[Given task]
Write out exactly the lines running from the line that includes "What data populates" to the end of the data, both ends included, and nothing besides.

[Records supplied]
§ §
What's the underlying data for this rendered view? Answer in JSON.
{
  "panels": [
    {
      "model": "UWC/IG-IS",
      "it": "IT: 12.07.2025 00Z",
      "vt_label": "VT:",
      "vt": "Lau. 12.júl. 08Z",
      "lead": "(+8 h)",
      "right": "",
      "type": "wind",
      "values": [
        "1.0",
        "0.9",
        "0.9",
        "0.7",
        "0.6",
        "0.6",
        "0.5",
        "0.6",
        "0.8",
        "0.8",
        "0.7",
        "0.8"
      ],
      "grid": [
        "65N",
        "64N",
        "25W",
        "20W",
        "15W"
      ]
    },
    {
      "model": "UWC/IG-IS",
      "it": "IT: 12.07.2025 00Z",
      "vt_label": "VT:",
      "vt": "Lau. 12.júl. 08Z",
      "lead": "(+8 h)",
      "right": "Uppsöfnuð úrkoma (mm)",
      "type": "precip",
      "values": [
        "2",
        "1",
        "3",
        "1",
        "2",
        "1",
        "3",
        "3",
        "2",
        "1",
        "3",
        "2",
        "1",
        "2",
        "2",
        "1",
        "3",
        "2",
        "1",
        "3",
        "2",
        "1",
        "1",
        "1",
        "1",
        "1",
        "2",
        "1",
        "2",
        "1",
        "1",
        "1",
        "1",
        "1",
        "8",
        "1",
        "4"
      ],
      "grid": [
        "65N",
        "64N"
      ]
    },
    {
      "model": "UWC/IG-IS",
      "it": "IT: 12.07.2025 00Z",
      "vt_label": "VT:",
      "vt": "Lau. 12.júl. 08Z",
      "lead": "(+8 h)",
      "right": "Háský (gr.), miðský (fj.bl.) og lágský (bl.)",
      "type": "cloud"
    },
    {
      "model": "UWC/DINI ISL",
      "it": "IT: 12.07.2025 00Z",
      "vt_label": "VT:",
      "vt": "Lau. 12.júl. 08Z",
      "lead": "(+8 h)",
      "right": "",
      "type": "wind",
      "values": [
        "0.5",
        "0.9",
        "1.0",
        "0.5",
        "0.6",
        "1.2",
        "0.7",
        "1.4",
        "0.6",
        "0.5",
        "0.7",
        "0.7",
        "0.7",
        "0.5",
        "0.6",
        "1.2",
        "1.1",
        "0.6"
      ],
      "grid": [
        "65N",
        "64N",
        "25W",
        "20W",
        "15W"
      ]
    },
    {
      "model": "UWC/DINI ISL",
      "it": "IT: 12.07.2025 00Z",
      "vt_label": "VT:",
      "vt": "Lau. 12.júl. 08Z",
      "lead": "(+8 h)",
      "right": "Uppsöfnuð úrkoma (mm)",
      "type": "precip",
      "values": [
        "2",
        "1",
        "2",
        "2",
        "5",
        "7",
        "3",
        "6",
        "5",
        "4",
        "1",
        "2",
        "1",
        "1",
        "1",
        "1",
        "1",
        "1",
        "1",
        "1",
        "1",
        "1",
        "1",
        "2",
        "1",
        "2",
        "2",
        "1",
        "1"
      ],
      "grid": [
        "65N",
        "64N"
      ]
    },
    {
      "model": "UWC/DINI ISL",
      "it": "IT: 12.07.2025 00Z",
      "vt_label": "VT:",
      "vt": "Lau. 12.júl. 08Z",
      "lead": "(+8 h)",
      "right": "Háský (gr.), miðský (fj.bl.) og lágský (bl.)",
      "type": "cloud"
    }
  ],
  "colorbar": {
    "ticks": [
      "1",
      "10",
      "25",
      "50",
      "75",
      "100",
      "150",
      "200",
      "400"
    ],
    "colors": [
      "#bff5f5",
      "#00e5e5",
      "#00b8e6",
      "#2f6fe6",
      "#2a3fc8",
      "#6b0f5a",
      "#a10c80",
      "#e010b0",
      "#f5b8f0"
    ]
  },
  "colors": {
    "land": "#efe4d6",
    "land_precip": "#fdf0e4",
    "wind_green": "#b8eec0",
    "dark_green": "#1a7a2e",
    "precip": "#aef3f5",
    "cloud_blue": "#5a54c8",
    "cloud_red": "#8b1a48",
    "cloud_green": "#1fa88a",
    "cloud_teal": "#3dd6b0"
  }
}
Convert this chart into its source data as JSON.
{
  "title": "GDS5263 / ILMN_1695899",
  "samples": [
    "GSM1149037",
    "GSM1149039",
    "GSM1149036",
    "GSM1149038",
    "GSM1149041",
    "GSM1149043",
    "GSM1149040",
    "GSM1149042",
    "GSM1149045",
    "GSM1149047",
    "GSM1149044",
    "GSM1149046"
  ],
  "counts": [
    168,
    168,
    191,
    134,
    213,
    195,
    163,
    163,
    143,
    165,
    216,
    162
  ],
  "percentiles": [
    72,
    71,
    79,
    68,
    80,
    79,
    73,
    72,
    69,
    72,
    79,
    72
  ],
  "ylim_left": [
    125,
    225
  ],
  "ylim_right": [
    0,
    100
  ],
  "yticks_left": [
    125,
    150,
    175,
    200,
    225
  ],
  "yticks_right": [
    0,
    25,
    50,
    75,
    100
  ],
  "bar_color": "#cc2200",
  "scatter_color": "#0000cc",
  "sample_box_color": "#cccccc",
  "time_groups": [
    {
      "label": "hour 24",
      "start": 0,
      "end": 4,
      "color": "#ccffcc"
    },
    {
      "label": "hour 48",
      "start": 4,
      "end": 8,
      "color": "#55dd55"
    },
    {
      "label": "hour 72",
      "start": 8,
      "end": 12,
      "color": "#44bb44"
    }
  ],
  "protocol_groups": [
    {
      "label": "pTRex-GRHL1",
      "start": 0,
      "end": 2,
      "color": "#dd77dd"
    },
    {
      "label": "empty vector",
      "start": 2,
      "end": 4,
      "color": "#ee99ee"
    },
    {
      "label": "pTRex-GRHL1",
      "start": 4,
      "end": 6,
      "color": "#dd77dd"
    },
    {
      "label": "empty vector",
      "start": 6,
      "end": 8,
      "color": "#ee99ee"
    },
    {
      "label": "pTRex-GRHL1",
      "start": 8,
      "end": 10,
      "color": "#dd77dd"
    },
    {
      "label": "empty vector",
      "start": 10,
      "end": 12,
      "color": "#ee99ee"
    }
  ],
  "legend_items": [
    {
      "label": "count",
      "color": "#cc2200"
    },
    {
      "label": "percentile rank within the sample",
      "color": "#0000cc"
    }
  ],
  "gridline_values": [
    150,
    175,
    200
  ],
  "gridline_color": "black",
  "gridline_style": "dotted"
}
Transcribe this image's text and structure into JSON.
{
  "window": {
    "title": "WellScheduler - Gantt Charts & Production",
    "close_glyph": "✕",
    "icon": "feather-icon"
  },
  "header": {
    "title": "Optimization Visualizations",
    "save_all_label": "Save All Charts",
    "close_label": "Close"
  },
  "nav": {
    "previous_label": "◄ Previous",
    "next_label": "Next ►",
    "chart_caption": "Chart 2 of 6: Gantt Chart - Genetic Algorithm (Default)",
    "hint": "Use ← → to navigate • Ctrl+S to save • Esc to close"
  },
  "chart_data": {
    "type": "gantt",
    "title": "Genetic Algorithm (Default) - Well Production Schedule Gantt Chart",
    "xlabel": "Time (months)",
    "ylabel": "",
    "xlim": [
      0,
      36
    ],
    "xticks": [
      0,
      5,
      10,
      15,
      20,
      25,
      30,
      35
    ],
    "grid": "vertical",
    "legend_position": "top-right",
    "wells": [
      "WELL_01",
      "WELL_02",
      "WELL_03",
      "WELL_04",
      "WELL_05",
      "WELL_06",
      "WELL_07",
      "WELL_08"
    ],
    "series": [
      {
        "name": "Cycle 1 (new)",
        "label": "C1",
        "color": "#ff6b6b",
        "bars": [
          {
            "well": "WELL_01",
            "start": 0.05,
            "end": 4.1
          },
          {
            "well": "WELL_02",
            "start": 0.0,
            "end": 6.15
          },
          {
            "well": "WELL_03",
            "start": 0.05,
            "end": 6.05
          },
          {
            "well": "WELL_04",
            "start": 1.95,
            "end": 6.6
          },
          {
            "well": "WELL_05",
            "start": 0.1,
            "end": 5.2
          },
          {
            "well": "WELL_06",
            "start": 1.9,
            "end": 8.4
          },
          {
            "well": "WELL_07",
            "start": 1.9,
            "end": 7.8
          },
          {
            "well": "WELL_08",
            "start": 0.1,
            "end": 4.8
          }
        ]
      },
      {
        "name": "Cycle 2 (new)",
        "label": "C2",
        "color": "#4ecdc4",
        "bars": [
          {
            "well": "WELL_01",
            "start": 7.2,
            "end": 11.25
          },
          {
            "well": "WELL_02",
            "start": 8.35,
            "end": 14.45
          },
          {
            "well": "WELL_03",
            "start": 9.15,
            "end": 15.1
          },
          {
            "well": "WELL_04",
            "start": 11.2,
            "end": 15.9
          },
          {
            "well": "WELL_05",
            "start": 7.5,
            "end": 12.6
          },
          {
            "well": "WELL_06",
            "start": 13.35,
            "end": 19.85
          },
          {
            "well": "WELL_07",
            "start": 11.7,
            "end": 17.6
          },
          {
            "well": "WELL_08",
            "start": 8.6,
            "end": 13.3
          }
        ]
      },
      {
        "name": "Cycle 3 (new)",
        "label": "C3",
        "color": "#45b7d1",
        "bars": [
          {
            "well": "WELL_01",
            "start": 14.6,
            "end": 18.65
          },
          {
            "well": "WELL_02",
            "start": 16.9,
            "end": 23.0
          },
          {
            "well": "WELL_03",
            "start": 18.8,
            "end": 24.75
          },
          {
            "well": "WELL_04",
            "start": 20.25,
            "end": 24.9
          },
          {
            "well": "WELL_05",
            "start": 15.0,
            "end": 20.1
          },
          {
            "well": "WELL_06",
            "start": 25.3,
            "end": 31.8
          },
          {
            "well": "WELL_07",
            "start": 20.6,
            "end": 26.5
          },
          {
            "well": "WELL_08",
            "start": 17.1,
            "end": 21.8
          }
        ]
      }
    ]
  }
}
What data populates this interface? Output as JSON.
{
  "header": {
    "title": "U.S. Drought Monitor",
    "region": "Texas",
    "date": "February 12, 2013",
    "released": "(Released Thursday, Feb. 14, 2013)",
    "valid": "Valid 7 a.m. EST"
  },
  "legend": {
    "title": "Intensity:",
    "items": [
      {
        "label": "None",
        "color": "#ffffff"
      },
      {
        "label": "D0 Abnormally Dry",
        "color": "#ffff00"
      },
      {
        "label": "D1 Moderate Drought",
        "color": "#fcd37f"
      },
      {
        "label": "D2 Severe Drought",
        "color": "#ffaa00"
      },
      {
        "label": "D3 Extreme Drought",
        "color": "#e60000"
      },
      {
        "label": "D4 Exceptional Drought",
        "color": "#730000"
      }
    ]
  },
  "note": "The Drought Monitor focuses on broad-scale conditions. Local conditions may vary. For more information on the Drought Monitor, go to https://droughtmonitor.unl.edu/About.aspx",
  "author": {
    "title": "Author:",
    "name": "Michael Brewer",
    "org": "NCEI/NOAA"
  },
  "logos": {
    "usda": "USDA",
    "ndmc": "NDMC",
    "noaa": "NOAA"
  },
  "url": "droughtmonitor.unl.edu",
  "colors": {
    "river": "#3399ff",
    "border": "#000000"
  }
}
§ §
[Task answer]
What data populates this interface? Output as JSON.
{
  "header": {
    "title": "U.S. Drought Monitor",
    "region": "Texas",
    "date": "February 12, 2013",
    "released": "(Released Thursday, Feb. 14, 2013)",
    "valid": "Valid 7 a.m. EST"
  },
  "legend": {
    "title": "Intensity:",
    "items": [
      {
        "label": "None",
        "color": "#ffffff"
      },
      {
        "label": "D0 Abnormally Dry",
        "color": "#ffff00"
      },
      {
        "label": "D1 Moderate Drought",
        "color": "#fcd37f"
      },
      {
        "label": "D2 Severe Drought",
        "color": "#ffaa00"
      },
      {
        "label": "D3 Extreme Drought",
        "color": "#e60000"
      },
      {
        "label": "D4 Exceptional Drought",
        "color": "#730000"
      }
    ]
  },
  "note": "The Drought Monitor focuses on broad-scale conditions. Local conditions may vary. For more information on the Drought Monitor, go to https://droughtmonitor.unl.edu/About.aspx",
  "author": {
    "title": "Author:",
    "name": "Michael Brewer",
    "org": "NCEI/NOAA"
  },
  "logos": {
    "usda": "USDA",
    "ndmc": "NDMC",
    "noaa": "NOAA"
  },
  "url": "droughtmonitor.unl.edu",
  "colors": {
    "river": "#3399ff",
    "border": "#000000"
  }
}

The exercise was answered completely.